Retype each entry below exactly as it stands.

Provided records —
++++++++++
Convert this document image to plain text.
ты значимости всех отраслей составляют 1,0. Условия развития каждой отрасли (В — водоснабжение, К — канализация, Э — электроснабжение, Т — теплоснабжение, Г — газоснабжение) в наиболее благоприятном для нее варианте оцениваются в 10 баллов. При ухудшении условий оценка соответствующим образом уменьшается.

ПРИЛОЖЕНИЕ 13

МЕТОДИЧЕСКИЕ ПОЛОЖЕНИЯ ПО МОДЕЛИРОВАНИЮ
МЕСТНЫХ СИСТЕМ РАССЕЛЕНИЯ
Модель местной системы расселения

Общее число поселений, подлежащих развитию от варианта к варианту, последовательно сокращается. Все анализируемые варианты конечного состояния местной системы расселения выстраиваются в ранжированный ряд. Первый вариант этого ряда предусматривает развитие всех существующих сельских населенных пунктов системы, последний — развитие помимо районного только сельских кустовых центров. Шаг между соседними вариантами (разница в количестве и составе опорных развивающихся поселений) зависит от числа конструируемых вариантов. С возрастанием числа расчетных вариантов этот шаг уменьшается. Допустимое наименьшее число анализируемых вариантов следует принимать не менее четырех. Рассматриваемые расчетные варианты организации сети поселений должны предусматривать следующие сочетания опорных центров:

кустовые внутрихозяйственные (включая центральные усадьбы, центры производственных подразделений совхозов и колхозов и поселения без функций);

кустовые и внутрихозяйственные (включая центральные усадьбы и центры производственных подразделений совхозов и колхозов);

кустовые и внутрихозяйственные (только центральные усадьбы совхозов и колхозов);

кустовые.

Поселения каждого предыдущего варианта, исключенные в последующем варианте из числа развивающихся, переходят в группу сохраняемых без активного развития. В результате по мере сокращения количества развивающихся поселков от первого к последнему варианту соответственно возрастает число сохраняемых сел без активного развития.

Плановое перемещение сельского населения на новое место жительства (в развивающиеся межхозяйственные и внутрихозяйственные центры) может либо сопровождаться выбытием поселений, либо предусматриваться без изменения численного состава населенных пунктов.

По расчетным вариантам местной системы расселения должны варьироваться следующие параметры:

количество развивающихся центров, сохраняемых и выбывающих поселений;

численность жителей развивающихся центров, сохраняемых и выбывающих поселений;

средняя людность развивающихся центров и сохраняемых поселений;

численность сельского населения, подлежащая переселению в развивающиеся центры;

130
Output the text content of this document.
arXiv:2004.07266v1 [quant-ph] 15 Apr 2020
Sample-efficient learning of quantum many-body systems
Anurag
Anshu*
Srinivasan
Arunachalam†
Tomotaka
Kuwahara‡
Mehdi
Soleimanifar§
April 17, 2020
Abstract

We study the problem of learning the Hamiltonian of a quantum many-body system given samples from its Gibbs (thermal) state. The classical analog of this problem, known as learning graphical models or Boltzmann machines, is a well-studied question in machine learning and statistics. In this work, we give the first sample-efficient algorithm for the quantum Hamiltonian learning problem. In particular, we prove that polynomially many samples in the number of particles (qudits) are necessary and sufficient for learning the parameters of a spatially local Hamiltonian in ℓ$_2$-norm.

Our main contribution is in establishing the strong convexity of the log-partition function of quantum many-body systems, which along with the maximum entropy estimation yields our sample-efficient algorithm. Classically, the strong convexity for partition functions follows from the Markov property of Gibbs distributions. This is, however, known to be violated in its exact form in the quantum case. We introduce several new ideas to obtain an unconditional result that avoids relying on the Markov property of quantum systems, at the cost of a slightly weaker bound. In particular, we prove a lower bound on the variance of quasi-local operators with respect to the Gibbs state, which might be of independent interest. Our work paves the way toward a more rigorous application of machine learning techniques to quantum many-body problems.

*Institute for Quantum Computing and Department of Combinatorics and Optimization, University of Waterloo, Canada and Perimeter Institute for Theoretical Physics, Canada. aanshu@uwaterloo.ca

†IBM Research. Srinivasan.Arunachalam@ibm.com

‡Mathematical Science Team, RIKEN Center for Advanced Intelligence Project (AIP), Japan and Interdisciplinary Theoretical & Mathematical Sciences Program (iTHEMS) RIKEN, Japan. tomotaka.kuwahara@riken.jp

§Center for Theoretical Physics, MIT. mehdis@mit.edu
++++++++++
Solved problem —
Convert this document image to plain text.
ты значимости всех отраслей составляют 1,0. Условия развития каждой отрасли (В — водоснабжение, К — канализация, Э — электроснабжение, Т — теплоснабжение, Г — газоснабжение) в наиболее благоприятном для нее варианте оцениваются в 10 баллов. При ухудшении условий оценка соответствующим образом уменьшается.

ПРИЛОЖЕНИЕ 13

МЕТОДИЧЕСКИЕ ПОЛОЖЕНИЯ ПО МОДЕЛИРОВАНИЮ
МЕСТНЫХ СИСТЕМ РАССЕЛЕНИЯ
Модель местной системы расселения

Общее число поселений, подлежащих развитию от варианта к варианту, последовательно сокращается. Все анализируемые варианты конечного состояния местной системы расселения выстраиваются в ранжированный ряд. Первый вариант этого ряда предусматривает развитие всех существующих сельских населенных пунктов системы, последний — развитие помимо районного только сельских кустовых центров. Шаг между соседними вариантами (разница в количестве и составе опорных развивающихся поселений) зависит от числа конструируемых вариантов. С возрастанием числа расчетных вариантов этот шаг уменьшается. Допустимое наименьшее число анализируемых вариантов следует принимать не менее четырех. Рассматриваемые расчетные варианты организации сети поселений должны предусматривать следующие сочетания опорных центров:

кустовые внутрихозяйственные (включая центральные усадьбы, центры производственных подразделений совхозов и колхозов и поселения без функций);

кустовые и внутрихозяйственные (включая центральные усадьбы и центры производственных подразделений совхозов и колхозов);

кустовые и внутрихозяйственные (только центральные усадьбы совхозов и колхозов);

кустовые.

Поселения каждого предыдущего варианта, исключенные в последующем варианте из числа развивающихся, переходят в группу сохраняемых без активного развития. В результате по мере сокращения количества развивающихся поселков от первого к последнему варианту соответственно возрастает число сохраняемых сел без активного развития.

Плановое перемещение сельского населения на новое место жительства (в развивающиеся межхозяйственные и внутрихозяйственные центры) может либо сопровождаться выбытием поселений, либо предусматриваться без изменения численного состава населенных пунктов.

По расчетным вариантам местной системы расселения должны варьироваться следующие параметры:

количество развивающихся центров, сохраняемых и выбывающих поселений;

численность жителей развивающихся центров, сохраняемых и выбывающих поселений;

средняя людность развивающихся центров и сохраняемых поселений;

численность сельского населения, подлежащая переселению в развивающиеся центры;

130
Output the text content of this document.
arXiv:2004.07266v1 [quant-ph] 15 Apr 2020
Sample-efficient learning of quantum many-body systems
Anurag
Anshu*
Srinivasan
Arunachalam†
Tomotaka
Kuwahara‡
Mehdi
Soleimanifar§
April 17, 2020
Abstract

We study the problem of learning the Hamiltonian of a quantum many-body system given samples from its Gibbs (thermal) state. The classical analog of this problem, known as learning graphical models or Boltzmann machines, is a well-studied question in machine learning and statistics. In this work, we give the first sample-efficient algorithm for the quantum Hamiltonian learning problem. In particular, we prove that polynomially many samples in the number of particles (qudits) are necessary and sufficient for learning the parameters of a spatially local Hamiltonian in ℓ$_2$-norm.

Our main contribution is in establishing the strong convexity of the log-partition function of quantum many-body systems, which along with the maximum entropy estimation yields our sample-efficient algorithm. Classically, the strong convexity for partition functions follows from the Markov property of Gibbs distributions. This is, however, known to be violated in its exact form in the quantum case. We introduce several new ideas to obtain an unconditional result that avoids relying on the Markov property of quantum systems, at the cost of a slightly weaker bound. In particular, we prove a lower bound on the variance of quasi-local operators with respect to the Gibbs state, which might be of independent interest. Our work paves the way toward a more rigorous application of machine learning techniques to quantum many-body problems.

*Institute for Quantum Computing and Department of Combinatorics and Optimization, University of Waterloo, Canada and Perimeter Institute for Theoretical Physics, Canada. aanshu@uwaterloo.ca

†IBM Research. Srinivasan.Arunachalam@ibm.com

‡Mathematical Science Team, RIKEN Center for Advanced Intelligence Project (AIP), Japan and Interdisciplinary Theoretical & Mathematical Sciences Program (iTHEMS) RIKEN, Japan. tomotaka.kuwahara@riken.jp

§Center for Theoretical Physics, MIT. mehdis@mit.edu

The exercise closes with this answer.